# start of GIVEN INFORMATION

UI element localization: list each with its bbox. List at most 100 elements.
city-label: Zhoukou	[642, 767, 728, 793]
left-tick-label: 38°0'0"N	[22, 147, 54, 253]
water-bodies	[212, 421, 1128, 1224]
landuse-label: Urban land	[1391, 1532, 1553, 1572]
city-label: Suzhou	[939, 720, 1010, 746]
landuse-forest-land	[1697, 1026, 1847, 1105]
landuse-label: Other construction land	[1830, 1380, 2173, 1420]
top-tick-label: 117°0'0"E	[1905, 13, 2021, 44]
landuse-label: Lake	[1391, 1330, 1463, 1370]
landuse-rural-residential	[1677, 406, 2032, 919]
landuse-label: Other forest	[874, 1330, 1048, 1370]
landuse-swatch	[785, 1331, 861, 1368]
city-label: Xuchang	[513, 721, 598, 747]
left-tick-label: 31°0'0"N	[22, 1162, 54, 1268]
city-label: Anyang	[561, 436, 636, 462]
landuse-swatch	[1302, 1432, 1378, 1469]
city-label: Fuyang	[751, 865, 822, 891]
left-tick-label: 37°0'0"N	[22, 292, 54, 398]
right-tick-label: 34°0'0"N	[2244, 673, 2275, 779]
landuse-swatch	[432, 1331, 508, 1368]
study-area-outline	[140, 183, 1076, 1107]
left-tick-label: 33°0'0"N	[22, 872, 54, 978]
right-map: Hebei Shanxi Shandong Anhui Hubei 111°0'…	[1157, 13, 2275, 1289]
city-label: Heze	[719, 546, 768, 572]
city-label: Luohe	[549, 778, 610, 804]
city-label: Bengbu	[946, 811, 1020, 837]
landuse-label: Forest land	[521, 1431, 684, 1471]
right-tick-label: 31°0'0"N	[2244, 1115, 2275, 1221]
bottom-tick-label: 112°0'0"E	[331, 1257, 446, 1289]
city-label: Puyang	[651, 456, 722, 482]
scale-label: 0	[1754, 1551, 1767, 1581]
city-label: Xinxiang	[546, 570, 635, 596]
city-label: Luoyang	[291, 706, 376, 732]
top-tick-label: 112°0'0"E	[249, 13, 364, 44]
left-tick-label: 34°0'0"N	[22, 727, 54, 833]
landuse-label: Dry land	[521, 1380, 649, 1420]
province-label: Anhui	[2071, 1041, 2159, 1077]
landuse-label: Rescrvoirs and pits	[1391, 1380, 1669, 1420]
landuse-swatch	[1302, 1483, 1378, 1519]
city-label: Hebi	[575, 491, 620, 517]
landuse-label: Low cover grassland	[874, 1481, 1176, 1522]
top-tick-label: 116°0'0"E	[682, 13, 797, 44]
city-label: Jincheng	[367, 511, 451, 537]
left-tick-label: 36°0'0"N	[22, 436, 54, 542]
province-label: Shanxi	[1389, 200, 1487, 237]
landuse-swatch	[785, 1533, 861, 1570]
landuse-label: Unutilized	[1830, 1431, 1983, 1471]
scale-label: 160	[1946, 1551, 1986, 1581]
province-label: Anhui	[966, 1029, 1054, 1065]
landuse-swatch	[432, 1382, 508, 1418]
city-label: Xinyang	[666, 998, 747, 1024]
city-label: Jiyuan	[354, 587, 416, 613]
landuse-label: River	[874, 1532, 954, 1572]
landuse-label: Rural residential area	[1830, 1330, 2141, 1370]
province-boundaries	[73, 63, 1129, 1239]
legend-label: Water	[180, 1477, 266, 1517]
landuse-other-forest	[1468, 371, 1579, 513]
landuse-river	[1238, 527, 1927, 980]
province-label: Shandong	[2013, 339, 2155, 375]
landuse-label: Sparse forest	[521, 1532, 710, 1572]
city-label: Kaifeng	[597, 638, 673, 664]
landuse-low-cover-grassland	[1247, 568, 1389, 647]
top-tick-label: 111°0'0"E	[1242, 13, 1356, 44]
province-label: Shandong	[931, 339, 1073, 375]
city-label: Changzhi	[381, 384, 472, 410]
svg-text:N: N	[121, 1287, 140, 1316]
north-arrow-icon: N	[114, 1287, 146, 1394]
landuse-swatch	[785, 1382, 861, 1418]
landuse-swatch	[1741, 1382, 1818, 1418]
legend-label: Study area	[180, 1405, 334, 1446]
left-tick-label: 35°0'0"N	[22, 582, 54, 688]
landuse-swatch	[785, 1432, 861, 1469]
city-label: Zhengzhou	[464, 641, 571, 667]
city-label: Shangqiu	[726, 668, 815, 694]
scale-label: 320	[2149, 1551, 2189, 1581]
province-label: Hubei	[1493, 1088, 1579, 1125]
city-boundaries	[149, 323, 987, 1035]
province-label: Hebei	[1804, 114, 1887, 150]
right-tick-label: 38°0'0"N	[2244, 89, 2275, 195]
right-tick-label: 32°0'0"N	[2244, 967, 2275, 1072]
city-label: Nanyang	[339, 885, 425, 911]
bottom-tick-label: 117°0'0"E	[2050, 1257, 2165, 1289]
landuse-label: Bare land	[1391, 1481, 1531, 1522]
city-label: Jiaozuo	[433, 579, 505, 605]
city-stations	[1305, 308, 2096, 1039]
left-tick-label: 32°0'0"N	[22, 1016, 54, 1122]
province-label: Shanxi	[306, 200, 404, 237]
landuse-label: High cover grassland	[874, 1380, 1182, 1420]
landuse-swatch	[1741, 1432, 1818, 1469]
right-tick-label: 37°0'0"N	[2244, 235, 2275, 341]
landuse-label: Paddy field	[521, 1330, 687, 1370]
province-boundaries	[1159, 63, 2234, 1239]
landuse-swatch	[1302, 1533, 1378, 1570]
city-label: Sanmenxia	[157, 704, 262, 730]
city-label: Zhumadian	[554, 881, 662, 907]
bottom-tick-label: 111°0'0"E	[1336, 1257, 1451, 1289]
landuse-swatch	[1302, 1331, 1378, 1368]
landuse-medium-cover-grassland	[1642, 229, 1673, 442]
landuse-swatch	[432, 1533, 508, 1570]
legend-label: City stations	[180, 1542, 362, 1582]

# end of GIVEN INFORMATION

- WHAT YOU NEED TO DO
Rewrite the data above with "city-label" replaced by "city-name" wherever it occurs, keeping everything else the same.

- RESPONSE TO THIS EXERCISE
UI element localization: list each with its bbox. List at most 100 elements.
city-name: Zhoukou	[642, 767, 728, 793]
left-tick-label: 38°0'0"N	[22, 147, 54, 253]
water-bodies	[212, 421, 1128, 1224]
landuse-label: Urban land	[1391, 1532, 1553, 1572]
city-name: Suzhou	[939, 720, 1010, 746]
landuse-forest-land	[1697, 1026, 1847, 1105]
landuse-label: Other construction land	[1830, 1380, 2173, 1420]
top-tick-label: 117°0'0"E	[1905, 13, 2021, 44]
landuse-label: Lake	[1391, 1330, 1463, 1370]
landuse-rural-residential	[1677, 406, 2032, 919]
landuse-label: Other forest	[874, 1330, 1048, 1370]
landuse-swatch	[785, 1331, 861, 1368]
city-name: Xuchang	[513, 721, 598, 747]
left-tick-label: 31°0'0"N	[22, 1162, 54, 1268]
city-name: Anyang	[561, 436, 636, 462]
landuse-swatch	[1302, 1432, 1378, 1469]
city-name: Fuyang	[751, 865, 822, 891]
left-tick-label: 37°0'0"N	[22, 292, 54, 398]
right-tick-label: 34°0'0"N	[2244, 673, 2275, 779]
landuse-swatch	[432, 1331, 508, 1368]
study-area-outline	[140, 183, 1076, 1107]
left-tick-label: 33°0'0"N	[22, 872, 54, 978]
right-map: Hebei Shanxi Shandong Anhui Hubei 111°0'…	[1157, 13, 2275, 1289]
city-name: Heze	[719, 546, 768, 572]
city-name: Luohe	[549, 778, 610, 804]
city-name: Bengbu	[946, 811, 1020, 837]
landuse-label: Forest land	[521, 1431, 684, 1471]
right-tick-label: 31°0'0"N	[2244, 1115, 2275, 1221]
bottom-tick-label: 112°0'0"E	[331, 1257, 446, 1289]
city-name: Puyang	[651, 456, 722, 482]
scale-label: 0	[1754, 1551, 1767, 1581]
city-name: Xinxiang	[546, 570, 635, 596]
city-name: Luoyang	[291, 706, 376, 732]
top-tick-label: 112°0'0"E	[249, 13, 364, 44]
left-tick-label: 34°0'0"N	[22, 727, 54, 833]
landuse-label: Dry land	[521, 1380, 649, 1420]
province-label: Anhui	[2071, 1041, 2159, 1077]
landuse-label: Rescrvoirs and pits	[1391, 1380, 1669, 1420]
landuse-swatch	[1302, 1483, 1378, 1519]
city-name: Hebi	[575, 491, 620, 517]
landuse-label: Low cover grassland	[874, 1481, 1176, 1522]
top-tick-label: 116°0'0"E	[682, 13, 797, 44]
city-name: Jincheng	[367, 511, 451, 537]
left-tick-label: 36°0'0"N	[22, 436, 54, 542]
province-label: Shanxi	[1389, 200, 1487, 237]
landuse-swatch	[785, 1533, 861, 1570]
landuse-label: Unutilized	[1830, 1431, 1983, 1471]
scale-label: 160	[1946, 1551, 1986, 1581]
province-label: Anhui	[966, 1029, 1054, 1065]
landuse-swatch	[432, 1382, 508, 1418]
city-name: Xinyang	[666, 998, 747, 1024]
city-name: Jiyuan	[354, 587, 416, 613]
landuse-label: River	[874, 1532, 954, 1572]
landuse-label: Rural residential area	[1830, 1330, 2141, 1370]
province-boundaries	[73, 63, 1129, 1239]
legend-label: Water	[180, 1477, 266, 1517]
landuse-other-forest	[1468, 371, 1579, 513]
landuse-river	[1238, 527, 1927, 980]
province-label: Shandong	[2013, 339, 2155, 375]
landuse-label: Sparse forest	[521, 1532, 710, 1572]
city-name: Kaifeng	[597, 638, 673, 664]
landuse-low-cover-grassland	[1247, 568, 1389, 647]
top-tick-label: 111°0'0"E	[1242, 13, 1356, 44]
province-label: Shandong	[931, 339, 1073, 375]
city-name: Changzhi	[381, 384, 472, 410]
svg-text:N: N	[121, 1287, 140, 1316]
north-arrow-icon: N	[114, 1287, 146, 1394]
landuse-swatch	[785, 1382, 861, 1418]
landuse-swatch	[1741, 1382, 1818, 1418]
legend-label: Study area	[180, 1405, 334, 1446]
left-tick-label: 35°0'0"N	[22, 582, 54, 688]
landuse-swatch	[785, 1432, 861, 1469]
city-name: Zhengzhou	[464, 641, 571, 667]
city-name: Shangqiu	[726, 668, 815, 694]
scale-label: 320	[2149, 1551, 2189, 1581]
province-label: Hubei	[1493, 1088, 1579, 1125]
city-boundaries	[149, 323, 987, 1035]
province-label: Hebei	[1804, 114, 1887, 150]
right-tick-label: 38°0'0"N	[2244, 89, 2275, 195]
right-tick-label: 32°0'0"N	[2244, 967, 2275, 1072]
city-name: Nanyang	[339, 885, 425, 911]
bottom-tick-label: 117°0'0"E	[2050, 1257, 2165, 1289]
landuse-label: Bare land	[1391, 1481, 1531, 1522]
city-name: Jiaozuo	[433, 579, 505, 605]
city-stations	[1305, 308, 2096, 1039]
left-tick-label: 32°0'0"N	[22, 1016, 54, 1122]
province-label: Shanxi	[306, 200, 404, 237]
landuse-label: High cover grassland	[874, 1380, 1182, 1420]
landuse-swatch	[1741, 1432, 1818, 1469]
right-tick-label: 37°0'0"N	[2244, 235, 2275, 341]
landuse-label: Paddy field	[521, 1330, 687, 1370]
province-boundaries	[1159, 63, 2234, 1239]
landuse-swatch	[1302, 1533, 1378, 1570]
city-name: Sanmenxia	[157, 704, 262, 730]
city-name: Zhumadian	[554, 881, 662, 907]
bottom-tick-label: 111°0'0"E	[1336, 1257, 1451, 1289]
landuse-swatch	[1302, 1331, 1378, 1368]
landuse-medium-cover-grassland	[1642, 229, 1673, 442]
landuse-swatch	[432, 1533, 508, 1570]
legend-label: City stations	[180, 1542, 362, 1582]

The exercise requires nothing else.